# Extract to read:
★ ★ ★ ★ ★ ★ ★
Multiplex's contentions

  1. By contrast, senior counsel for Multiplex contended that a written consent pursuant to cl 6.2.1 was, in effect, one and the same thing as an approval to commence development pursuant to cl 7.1.1, or at least that the grant of a written consent conveyed the grant of approval to commence development.  Alternatively, and an approach considered by counsel to be more conceptually satisfying, counsel submitted the grant of a written consent pursuant to cl 6.2.1 "notwithstanding" that the development does not comply with any requirement or standard specified in or arising out of the text of TPS 2, may be said to have the effect of disapplying any requirement or standard to the extent it might otherwise be considered relevant when considering the grant of approval to commence development pursuant to cl 7.1.1.
★ ★ ★ ★ ★ ★ ★
[Items from a dataset]
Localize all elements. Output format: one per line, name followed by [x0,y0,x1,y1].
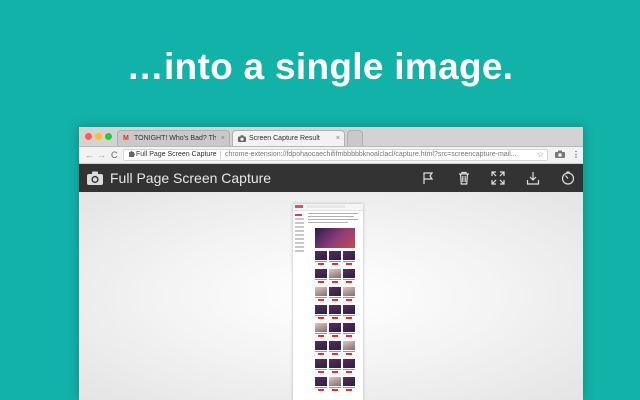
tab-close-icon[interactable]: × [221,131,225,146]
captured-card-row [315,305,355,319]
zoom-window-button[interactable] [105,133,112,140]
omnibox-divider [220,151,221,159]
reload-button[interactable]: C [111,149,118,161]
camera-icon [238,135,246,142]
close-window-button[interactable] [85,133,92,140]
captured-email-content [315,228,355,395]
tab-title: Screen Capture Result [249,135,320,142]
tab-gmail[interactable]: M TONIGHT! Who's Bad? The Ul × [117,130,230,146]
back-button[interactable]: ← [85,149,94,161]
download-icon[interactable] [526,171,540,185]
address-bar[interactable]: Full Page Screen Capture chrome-extensio… [123,149,548,161]
captured-header [293,204,363,211]
extension-name: Full Page Screen Capture [136,151,217,158]
timer-icon[interactable] [561,171,575,185]
captured-card-row [315,377,355,391]
tab-screen-capture-result[interactable]: Screen Capture Result × [232,130,345,146]
promo-headline: …into a single image. [126,46,514,87]
browser-window: M TONIGHT! Who's Bad? The Ul × Screen Ca… [79,127,583,400]
gmail-icon: M [123,135,129,142]
minimize-window-button[interactable] [95,133,102,140]
app-header: Full Page Screen Capture [79,164,583,192]
captured-banner-image [315,228,355,248]
capture-preview-area [79,192,583,400]
captured-card-row [315,269,355,283]
captured-logo [295,205,303,208]
camera-icon [87,171,103,185]
forward-button[interactable]: → [97,149,106,161]
tab-title: TONIGHT! Who's Bad? The Ul [134,135,216,142]
trash-icon[interactable] [457,171,471,185]
url-text: chrome-extension://fdpohaocaechififmbbbb… [225,151,517,158]
bookmark-star-icon[interactable]: ☆ [537,150,544,160]
captured-text-block [308,213,360,225]
flag-icon[interactable] [421,171,435,185]
captured-card-row [315,251,355,265]
captured-card-row [315,359,355,373]
browser-toolbar: ← → C Full Page Screen Capture chrome-ex… [79,147,583,164]
extension-camera-icon[interactable] [555,150,565,161]
browser-menu-icon[interactable]: ⋮ [572,150,580,160]
captured-sidebar [295,214,305,264]
new-tab-button[interactable] [347,130,363,146]
captured-page-thumbnail[interactable] [293,204,363,400]
expand-icon[interactable] [491,171,505,185]
captured-card-row [315,287,355,301]
tab-strip: M TONIGHT! Who's Bad? The Ul × Screen Ca… [79,127,583,147]
captured-card-row [315,341,355,355]
puzzle-icon [128,150,135,160]
tab-close-icon[interactable]: × [336,131,340,146]
captured-search-bar [307,205,345,208]
app-title: Full Page Screen Capture [110,170,272,186]
captured-card-row [315,323,355,337]
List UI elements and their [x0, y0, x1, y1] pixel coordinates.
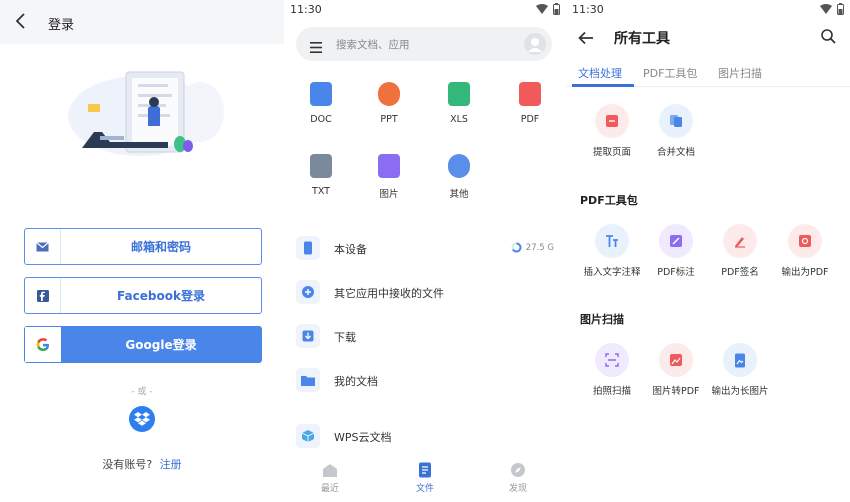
text-note-icon [595, 224, 629, 258]
battery-icon [553, 3, 560, 15]
status-bar: 11:30 [566, 0, 850, 20]
dropbox-icon[interactable] [129, 406, 155, 432]
login-screen: 登录 邮箱和密码 Facebook登录 Google登录 - 或 - 没有账号?… [0, 0, 284, 502]
location-received[interactable]: 其它应用中接收的文件 [296, 278, 554, 308]
more-icon [448, 154, 470, 178]
cloud-cube-icon [296, 424, 320, 448]
storage-ring-icon [511, 242, 522, 253]
login-title: 登录 [48, 18, 75, 33]
category-pdf[interactable]: PDF [505, 82, 555, 125]
folder-icon [296, 368, 320, 392]
tab-image-scan[interactable]: 图片扫描 [718, 65, 762, 81]
page-title: 所有工具 [614, 31, 670, 47]
email-login-button[interactable]: 邮箱和密码 [24, 228, 262, 265]
xls-icon [448, 82, 470, 106]
tool-merge-docs[interactable]: 合并文档 [636, 104, 716, 158]
search-icon[interactable] [821, 29, 836, 48]
location-my-docs[interactable]: 我的文档 [296, 366, 554, 396]
tools-screen: 11:30 所有工具 文档处理 PDF工具包 图片扫描 提取页面 合并文档 PD… [566, 0, 850, 502]
google-icon [25, 327, 61, 362]
export-pdf-icon [788, 224, 822, 258]
tool-export-pdf[interactable]: 输出为PDF [765, 224, 845, 278]
register-prompt: 没有账号? 注册 [0, 456, 284, 472]
category-image[interactable]: 图片 [364, 154, 414, 200]
status-bar: 11:30 [284, 0, 566, 20]
status-time: 11:30 [572, 3, 604, 16]
login-illustration [60, 64, 230, 164]
tool-export-long-image[interactable]: 输出为长图片 [700, 343, 780, 397]
nav-discover[interactable]: 发现 [488, 462, 548, 494]
google-login-label: Google登录 [125, 338, 197, 352]
category-other[interactable]: 其他 [434, 154, 484, 200]
nav-files[interactable]: 文件 [395, 462, 455, 494]
facebook-icon [25, 278, 61, 313]
nav-recent[interactable]: 最近 [300, 463, 360, 494]
register-link[interactable]: 注册 [160, 458, 182, 471]
facebook-login-label: Facebook登录 [117, 289, 205, 303]
ppt-icon [378, 82, 400, 106]
recent-icon [323, 464, 337, 477]
image-to-pdf-icon [659, 343, 693, 377]
menu-icon[interactable] [310, 38, 322, 57]
avatar[interactable] [524, 33, 546, 55]
facebook-login-button[interactable]: Facebook登录 [24, 277, 262, 314]
back-arrow-icon[interactable] [578, 30, 594, 49]
phone-icon [296, 236, 320, 260]
location-download[interactable]: 下载 [296, 322, 554, 352]
share-icon [296, 280, 320, 304]
download-icon [296, 324, 320, 348]
files-icon [419, 462, 431, 478]
status-time: 11:30 [290, 3, 322, 16]
category-ppt[interactable]: PPT [364, 82, 414, 125]
search-bar[interactable]: 搜索文档、应用 [296, 27, 552, 61]
annotate-icon [659, 224, 693, 258]
pdf-icon [519, 82, 541, 106]
merge-docs-icon [659, 104, 693, 138]
wifi-icon [536, 4, 548, 14]
image-icon [378, 154, 400, 178]
section-title-scan: 图片扫描 [580, 313, 624, 326]
bottom-nav: 最近 文件 发现 [284, 456, 566, 502]
search-placeholder: 搜索文档、应用 [336, 39, 410, 51]
category-doc[interactable]: DOC [296, 82, 346, 125]
email-login-label: 邮箱和密码 [130, 240, 191, 254]
category-xls[interactable]: XLS [434, 82, 484, 125]
mail-icon [25, 229, 61, 264]
battery-icon [837, 3, 844, 15]
section-title-pdf: PDF工具包 [580, 194, 638, 207]
storage-size: 27.5 G [525, 242, 554, 253]
extract-pages-icon [595, 104, 629, 138]
tab-doc-processing[interactable]: 文档处理 [578, 65, 622, 81]
compass-icon [511, 463, 525, 477]
tab-pdf-toolkit[interactable]: PDF工具包 [643, 65, 697, 81]
no-account-text: 没有账号? [102, 458, 153, 471]
login-header: 登录 [0, 0, 284, 44]
signature-icon [723, 224, 757, 258]
wifi-icon [820, 4, 832, 14]
files-screen: 11:30 搜索文档、应用 DOC PPT XLS PDF TXT 图片 其他 … [284, 0, 566, 502]
google-login-button[interactable]: Google登录 [24, 326, 262, 363]
scan-icon [595, 343, 629, 377]
location-wps-cloud[interactable]: WPS云文档 [296, 422, 554, 452]
or-separator: - 或 - [131, 387, 153, 397]
long-image-icon [723, 343, 757, 377]
txt-icon [310, 154, 332, 178]
back-arrow-icon[interactable] [14, 12, 28, 34]
tab-active-indicator [572, 84, 634, 87]
doc-icon [310, 82, 332, 106]
category-txt[interactable]: TXT [296, 154, 346, 197]
location-device[interactable]: 本设备 27.5 G [296, 234, 554, 264]
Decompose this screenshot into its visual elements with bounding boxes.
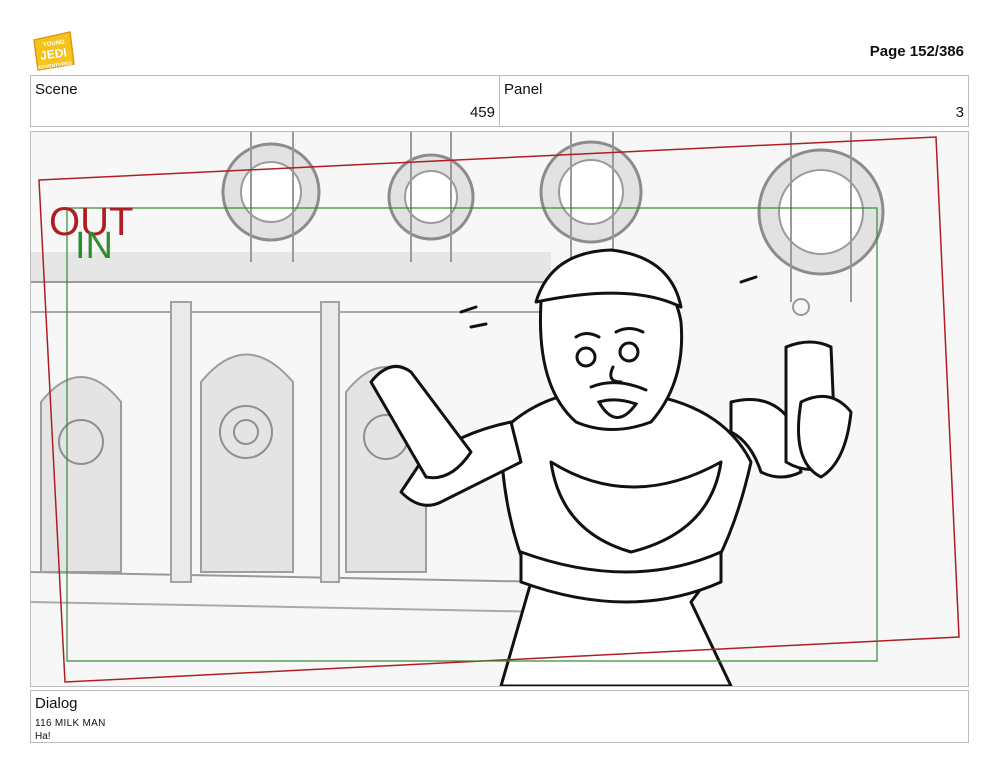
★ ★ ★ ★ ★ ★ ★
# Tasks and exercises:
A. List every clause or planning scheme that the passage on Multiplex's contentions names.
B. Answer these questions from the passage on Multiplex's contentions:
(i) Who put forward the contentions on behalf of Multiplex?
(ii) Under which clause is approval to commence development granted?
(iii) Which of the two submissions did counsel regard as more conceptually satisfying?
C. In the passage on Multiplex's contentions, why, under counsel's alternative submission, may a written consent under cl 6.2.1 be said to disapply requirements or standards when approval under cl 7.1.1 is considered?
Base every answer solely on the passage about Multiplex's contentions and draw nothing from the entries.

# Solutions per task:
A.
cl 6.2.1
cl 7.1.1
TPS 2

B.
(i) Senior counsel for Multiplex.
(ii) Clause 7.1.1.
(iii) The alternative submission. Under it, a written consent under cl 6.2.1 may be said to disapply any requirement or standard that might otherwise be relevant to approval under cl 7.1.1.

C. The consent is granted "notwithstanding" that the development does not comply with a requirement or standard specified in or arising out of the text of TPS 2. On that basis, counsel submitted that it may be said to disapply any such requirement or standard, to the extent that it might otherwise be relevant to the grant of approval to commence development under cl 7.1.1.